● **EXERCISE TASK**
List each line holding the string "ytyp".
-------- DATA PROVIDED --------
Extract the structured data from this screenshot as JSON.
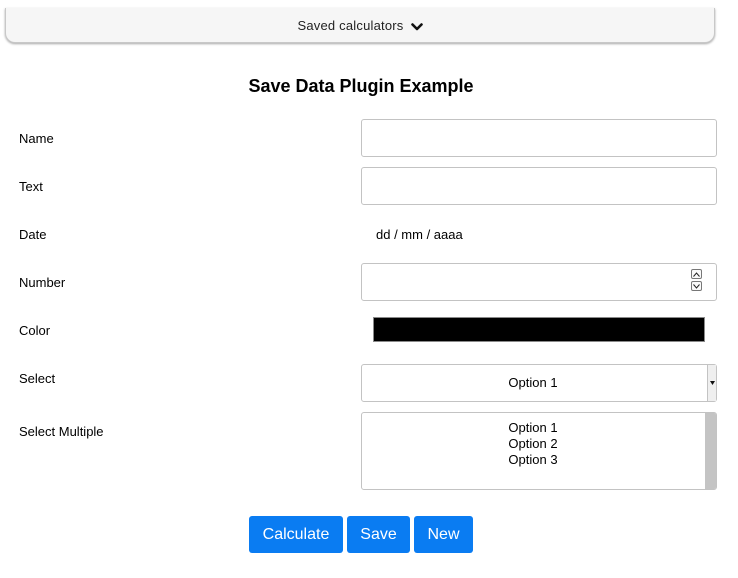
{
  "saved_bar": {
    "label": "Saved calculators",
    "icon": "chevron-down-icon"
  },
  "title": "Save Data Plugin Example",
  "fields": {
    "name": {
      "label": "Name",
      "value": ""
    },
    "text": {
      "label": "Text",
      "value": ""
    },
    "date": {
      "label": "Date",
      "placeholder": "dd / mm / aaaa"
    },
    "number": {
      "label": "Number",
      "value": ""
    },
    "color": {
      "label": "Color",
      "value": "#000000"
    },
    "select": {
      "label": "Select",
      "value": "Option 1"
    },
    "select_multiple": {
      "label": "Select Multiple",
      "options": [
        "Option 1",
        "Option 2",
        "Option 3"
      ]
    }
  },
  "buttons": {
    "calculate": "Calculate",
    "save": "Save",
    "new": "New"
  },
  "colors": {
    "button_bg": "#0a7cf2",
    "button_text": "#ffffff"
  }
}
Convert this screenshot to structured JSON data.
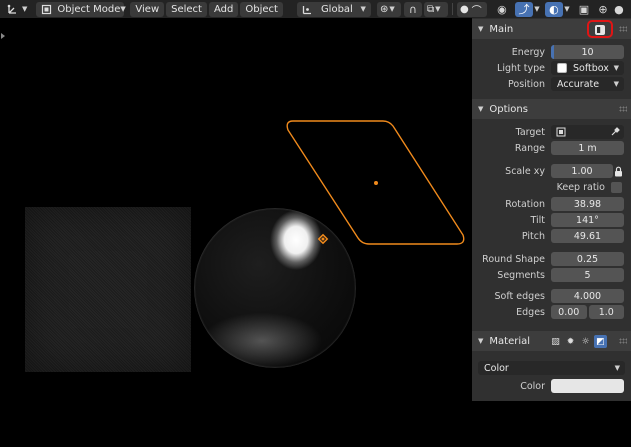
{
  "header": {
    "mode": "Object Mode",
    "menu": [
      "View",
      "Select",
      "Add",
      "Object"
    ],
    "transform_orientation": "Global"
  },
  "panel": {
    "main": {
      "title": "Main",
      "energy_label": "Energy",
      "energy_value": "10",
      "light_type_label": "Light type",
      "light_type_value": "Softbox",
      "position_label": "Position",
      "position_value": "Accurate"
    },
    "options": {
      "title": "Options",
      "target_label": "Target",
      "range_label": "Range",
      "range_value": "1 m",
      "scale_label": "Scale xy",
      "scale_value": "1.00",
      "keep_ratio_label": "Keep ratio",
      "rotation_label": "Rotation",
      "rotation_value": "38.98",
      "tilt_label": "Tilt",
      "tilt_value": "141°",
      "pitch_label": "Pitch",
      "pitch_value": "49.61",
      "round_shape_label": "Round Shape",
      "round_shape_value": "0.25",
      "segments_label": "Segments",
      "segments_value": "5",
      "soft_edges_label": "Soft edges",
      "soft_edges_value": "4.000",
      "edges_label": "Edges",
      "edges_value_a": "0.00",
      "edges_value_b": "1.0"
    },
    "material": {
      "title": "Material",
      "type_value": "Color",
      "color_label": "Color",
      "color_swatch": "#e6e6e6"
    }
  },
  "colors": {
    "accent": "#4772b3",
    "light_outline": "#f08a1c",
    "highlight_box": "#e01515"
  }
}
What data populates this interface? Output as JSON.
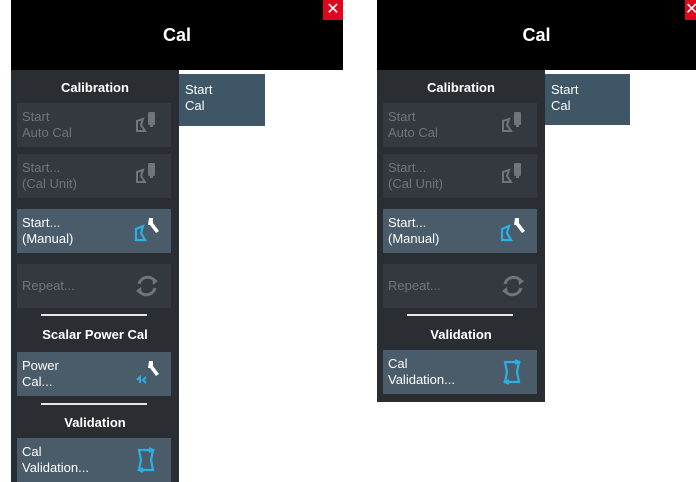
{
  "left": {
    "title": "Cal",
    "close": "✕",
    "tab": "Start\nCal",
    "calibration_header": "Calibration",
    "buttons": {
      "auto_cal": "Start\nAuto Cal",
      "cal_unit": "Start...\n(Cal Unit)",
      "manual": "Start...\n(Manual)",
      "repeat": "Repeat..."
    },
    "scalar_header": "Scalar Power Cal",
    "power_cal": "Power\nCal...",
    "validation_header": "Validation",
    "cal_validation": "Cal\nValidation..."
  },
  "right": {
    "title": "Cal",
    "close": "✕",
    "tab": "Start\nCal",
    "calibration_header": "Calibration",
    "buttons": {
      "auto_cal": "Start\nAuto Cal",
      "cal_unit": "Start...\n(Cal Unit)",
      "manual": "Start...\n(Manual)",
      "repeat": "Repeat..."
    },
    "validation_header": "Validation",
    "cal_validation": "Cal\nValidation..."
  },
  "colors": {
    "accent": "#2ab0e6",
    "close": "#e0061e",
    "enabled_button": "#4a5b69",
    "disabled_button": "#34393f"
  },
  "icons": {
    "auto_cal": "cal-unit-icon",
    "cal_unit": "cal-unit-icon",
    "manual": "wrench-port-icon",
    "repeat": "refresh-icon",
    "power_cal": "power-cal-icon",
    "cal_validation": "validation-icon"
  }
}
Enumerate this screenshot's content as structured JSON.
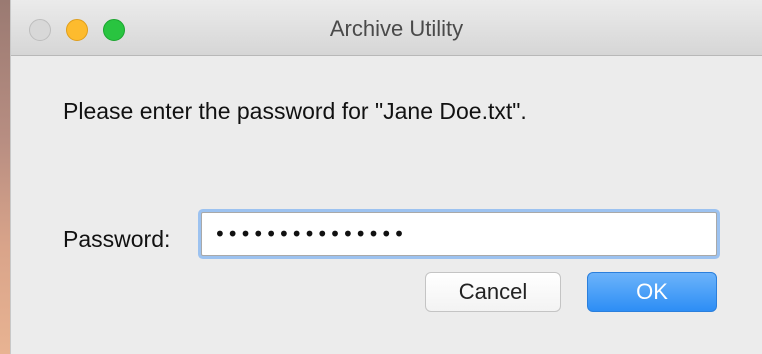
{
  "window": {
    "title": "Archive Utility"
  },
  "dialog": {
    "message": "Please enter the password for \"Jane Doe.txt\".",
    "password_label": "Password:",
    "password_value": "•••••••••••••••",
    "cancel_label": "Cancel",
    "ok_label": "OK"
  },
  "colors": {
    "ok_button": "#2d8ef5",
    "focus_ring": "#9cc2f0",
    "minimize": "#fdbb2e",
    "zoom": "#29c440"
  },
  "icons": [
    "close-button",
    "minimize-button",
    "zoom-button"
  ]
}
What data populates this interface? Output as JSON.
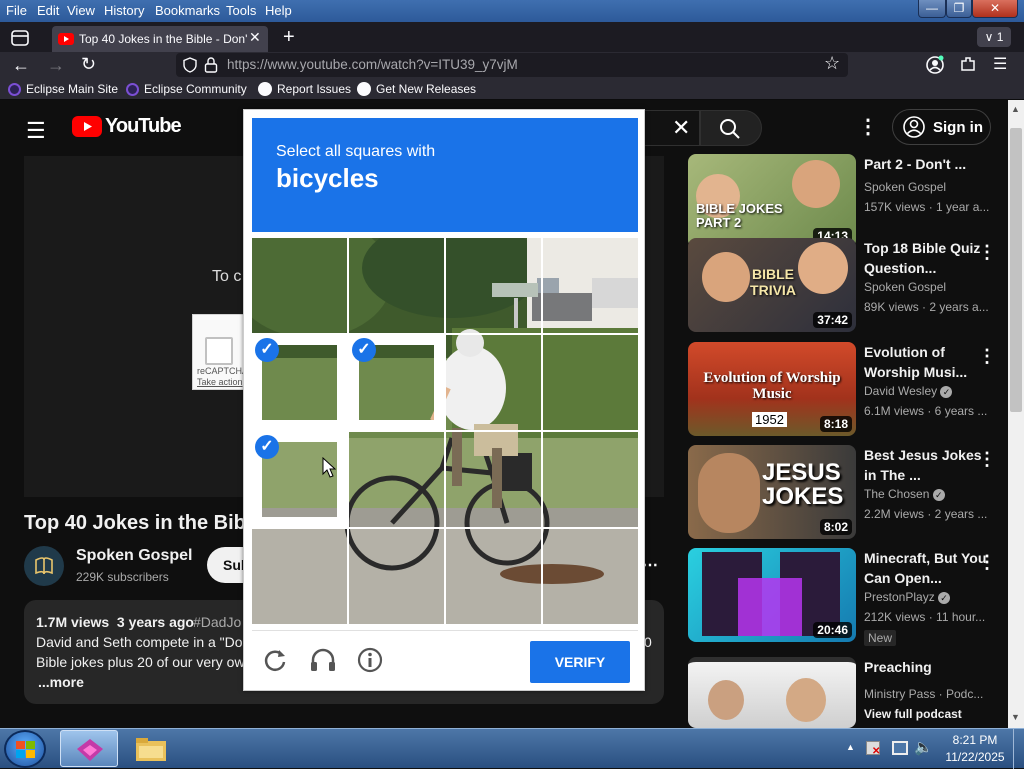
{
  "menu": [
    "File",
    "Edit",
    "View",
    "History",
    "Bookmarks",
    "Tools",
    "Help"
  ],
  "tab": {
    "title": "Top 40 Jokes in the Bible - Don't",
    "tab_count": "1"
  },
  "url": "https://www.youtube.com/watch?v=ITU39_y7vjM",
  "bookmarks": [
    "Eclipse Main Site",
    "Eclipse Community",
    "Report Issues",
    "Get New Releases"
  ],
  "youtube": {
    "logo_text": "YouTube",
    "sign_in": "Sign in",
    "player_text": "To c",
    "recaptcha_label": "reCAPTCHA",
    "recaptcha_action": "Take action",
    "video_title": "Top 40 Jokes in the Bible",
    "channel": "Spoken Gospel",
    "subscribers": "229K subscribers",
    "subscribe_btn": "Sub",
    "desc_stats": "1.7M views  3 years ago",
    "desc_tag": "#DadJo",
    "desc_line1": "David and Seth compete in a \"Don",
    "desc_line2": "Bible jokes plus 20 of our very ow",
    "desc_more": "...more",
    "desc_side_digit": "0"
  },
  "recommendations": [
    {
      "title": "Part 2 - Don't ...",
      "channel": "Spoken Gospel",
      "meta": "157K views · 1 year a...",
      "duration": "14:13",
      "thumb_text": "BIBLE JOKES PART 2",
      "badge": "",
      "verified": false
    },
    {
      "title": "Top 18 Bible Quiz Question...",
      "channel": "Spoken Gospel",
      "meta": "89K views · 2 years a...",
      "duration": "37:42",
      "thumb_text": "BIBLE TRIVIA",
      "badge": "",
      "verified": false
    },
    {
      "title": "Evolution of Worship Musi...",
      "channel": "David Wesley",
      "meta": "6.1M views · 6 years ...",
      "duration": "8:18",
      "thumb_text": "Evolution of Worship Music",
      "thumb_year": "1952",
      "badge": "",
      "verified": true
    },
    {
      "title": "Best Jesus Jokes in The ...",
      "channel": "The Chosen",
      "meta": "2.2M views · 2 years ...",
      "duration": "8:02",
      "thumb_text": "JESUS JOKES",
      "badge": "",
      "verified": true
    },
    {
      "title": "Minecraft, But You Can Open...",
      "channel": "PrestonPlayz",
      "meta": "212K views · 11 hour...",
      "duration": "20:46",
      "thumb_text": "",
      "badge": "New",
      "verified": true
    },
    {
      "title": "Preaching",
      "channel": "Ministry Pass · Podc...",
      "meta": "View full podcast",
      "duration": "",
      "thumb_text": "",
      "badge": "",
      "verified": false
    }
  ],
  "captcha": {
    "instruction": "Select all squares with",
    "target": "bicycles",
    "verify": "VERIFY",
    "selected_cells": [
      4,
      5,
      8
    ]
  },
  "taskbar": {
    "time": "8:21 PM",
    "date": "11/22/2025"
  }
}
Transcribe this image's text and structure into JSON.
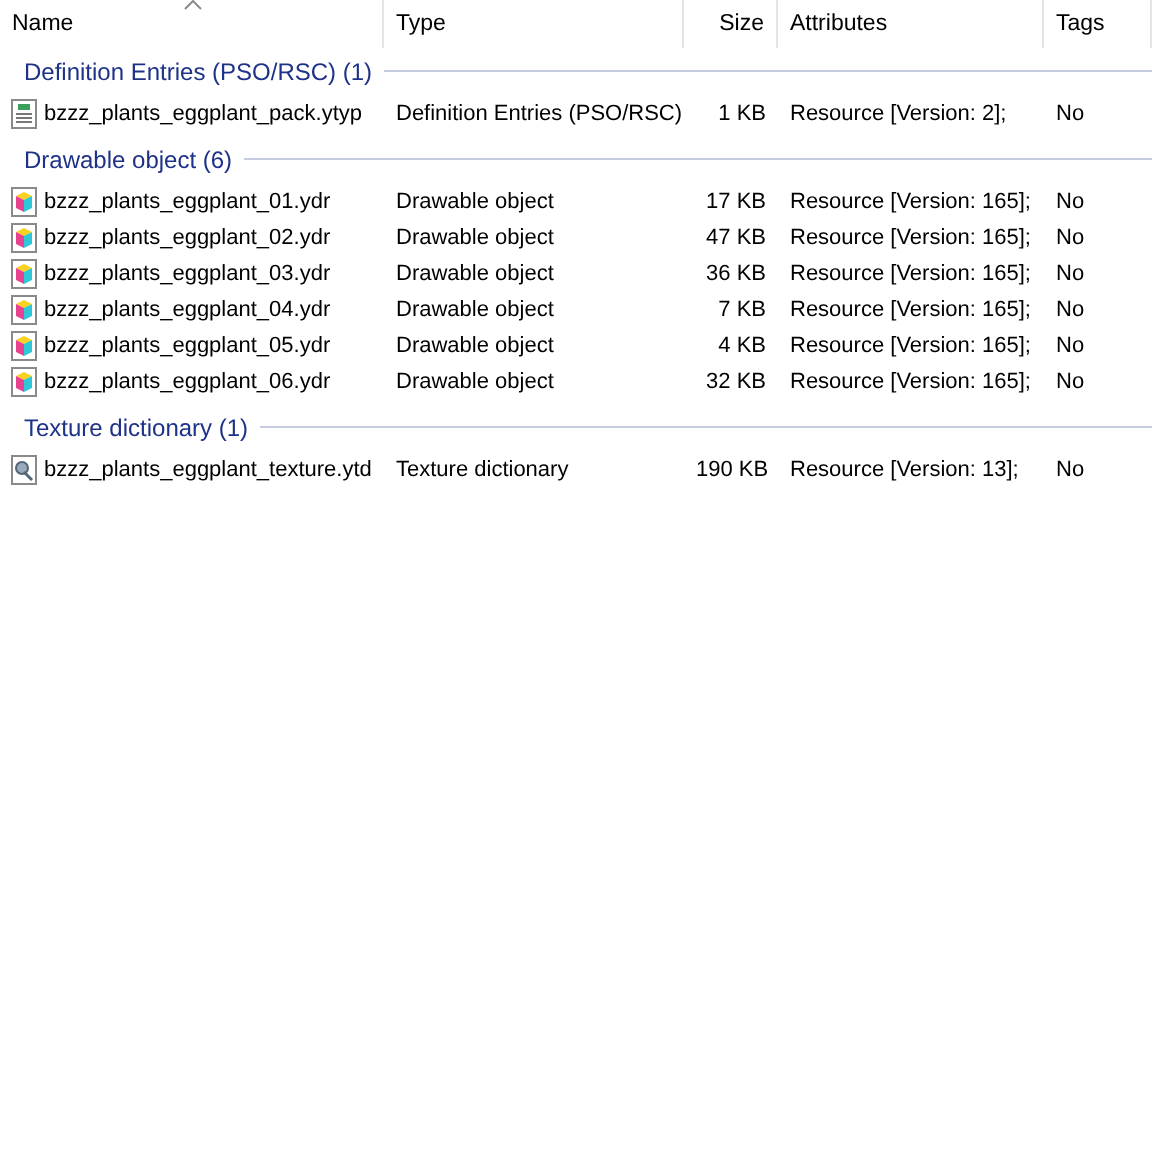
{
  "columns": [
    {
      "label": "Name",
      "sorted": true
    },
    {
      "label": "Type",
      "sorted": false
    },
    {
      "label": "Size",
      "sorted": false
    },
    {
      "label": "Attributes",
      "sorted": false
    },
    {
      "label": "Tags",
      "sorted": false
    }
  ],
  "groups": [
    {
      "title": "Definition Entries (PSO/RSC) (1)",
      "files": [
        {
          "kind": "ytyp",
          "name": "bzzz_plants_eggplant_pack.ytyp",
          "type": "Definition Entries (PSO/RSC)",
          "size": "1 KB",
          "attributes": "Resource [Version: 2];",
          "tags": "No"
        }
      ]
    },
    {
      "title": "Drawable object (6)",
      "files": [
        {
          "kind": "ydr",
          "name": "bzzz_plants_eggplant_01.ydr",
          "type": "Drawable object",
          "size": "17 KB",
          "attributes": "Resource [Version: 165];",
          "tags": "No"
        },
        {
          "kind": "ydr",
          "name": "bzzz_plants_eggplant_02.ydr",
          "type": "Drawable object",
          "size": "47 KB",
          "attributes": "Resource [Version: 165];",
          "tags": "No"
        },
        {
          "kind": "ydr",
          "name": "bzzz_plants_eggplant_03.ydr",
          "type": "Drawable object",
          "size": "36 KB",
          "attributes": "Resource [Version: 165];",
          "tags": "No"
        },
        {
          "kind": "ydr",
          "name": "bzzz_plants_eggplant_04.ydr",
          "type": "Drawable object",
          "size": "7 KB",
          "attributes": "Resource [Version: 165];",
          "tags": "No"
        },
        {
          "kind": "ydr",
          "name": "bzzz_plants_eggplant_05.ydr",
          "type": "Drawable object",
          "size": "4 KB",
          "attributes": "Resource [Version: 165];",
          "tags": "No"
        },
        {
          "kind": "ydr",
          "name": "bzzz_plants_eggplant_06.ydr",
          "type": "Drawable object",
          "size": "32 KB",
          "attributes": "Resource [Version: 165];",
          "tags": "No"
        }
      ]
    },
    {
      "title": "Texture dictionary (1)",
      "files": [
        {
          "kind": "ytd",
          "name": "bzzz_plants_eggplant_texture.ytd",
          "type": "Texture dictionary",
          "size": "190 KB",
          "attributes": "Resource [Version: 13];",
          "tags": "No"
        }
      ]
    }
  ]
}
--------
● **RESULT OF THE EXERCISE**
          "kind": "ytyp",
          "name": "bzzz_plants_eggplant_pack.ytyp",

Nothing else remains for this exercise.